**** INPUT DATA

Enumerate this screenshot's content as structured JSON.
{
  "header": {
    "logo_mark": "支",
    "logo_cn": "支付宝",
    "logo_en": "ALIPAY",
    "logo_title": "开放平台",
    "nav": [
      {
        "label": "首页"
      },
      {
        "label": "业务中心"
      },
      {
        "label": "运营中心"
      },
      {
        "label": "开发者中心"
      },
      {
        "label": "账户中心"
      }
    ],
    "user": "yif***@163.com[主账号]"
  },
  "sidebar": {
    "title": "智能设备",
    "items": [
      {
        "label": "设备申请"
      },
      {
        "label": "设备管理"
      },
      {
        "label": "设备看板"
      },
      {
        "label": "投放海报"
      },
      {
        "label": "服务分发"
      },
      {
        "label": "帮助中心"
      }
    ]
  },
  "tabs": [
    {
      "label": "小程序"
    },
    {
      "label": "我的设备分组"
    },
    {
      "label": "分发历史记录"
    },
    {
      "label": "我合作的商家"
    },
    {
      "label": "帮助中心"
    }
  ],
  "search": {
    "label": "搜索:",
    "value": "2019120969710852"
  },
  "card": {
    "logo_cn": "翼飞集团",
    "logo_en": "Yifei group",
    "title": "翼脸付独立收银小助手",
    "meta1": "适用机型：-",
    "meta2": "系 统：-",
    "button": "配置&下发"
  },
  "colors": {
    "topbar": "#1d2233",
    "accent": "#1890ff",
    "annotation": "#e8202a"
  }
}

********

**TASK OBJECTIVE**
Retype all the records, matching them exactly.

**SOLUTION TO THE EXERCISE**
Enumerate this screenshot's content as structured JSON.
{
  "header": {
    "logo_mark": "支",
    "logo_cn": "支付宝",
    "logo_en": "ALIPAY",
    "logo_title": "开放平台",
    "nav": [
      {
        "label": "首页"
      },
      {
        "label": "业务中心"
      },
      {
        "label": "运营中心"
      },
      {
        "label": "开发者中心"
      },
      {
        "label": "账户中心"
      }
    ],
    "user": "yif***@163.com[主账号]"
  },
  "sidebar": {
    "title": "智能设备",
    "items": [
      {
        "label": "设备申请"
      },
      {
        "label": "设备管理"
      },
      {
        "label": "设备看板"
      },
      {
        "label": "投放海报"
      },
      {
        "label": "服务分发"
      },
      {
        "label": "帮助中心"
      }
    ]
  },
  "tabs": [
    {
      "label": "小程序"
    },
    {
      "label": "我的设备分组"
    },
    {
      "label": "分发历史记录"
    },
    {
      "label": "我合作的商家"
    },
    {
      "label": "帮助中心"
    }
  ],
  "search": {
    "label": "搜索:",
    "value": "2019120969710852"
  },
  "card": {
    "logo_cn": "翼飞集团",
    "logo_en": "Yifei group",
    "title": "翼脸付独立收银小助手",
    "meta1": "适用机型：-",
    "meta2": "系 统：-",
    "button": "配置&下发"
  },
  "colors": {
    "topbar": "#1d2233",
    "accent": "#1890ff",
    "annotation": "#e8202a"
  }
}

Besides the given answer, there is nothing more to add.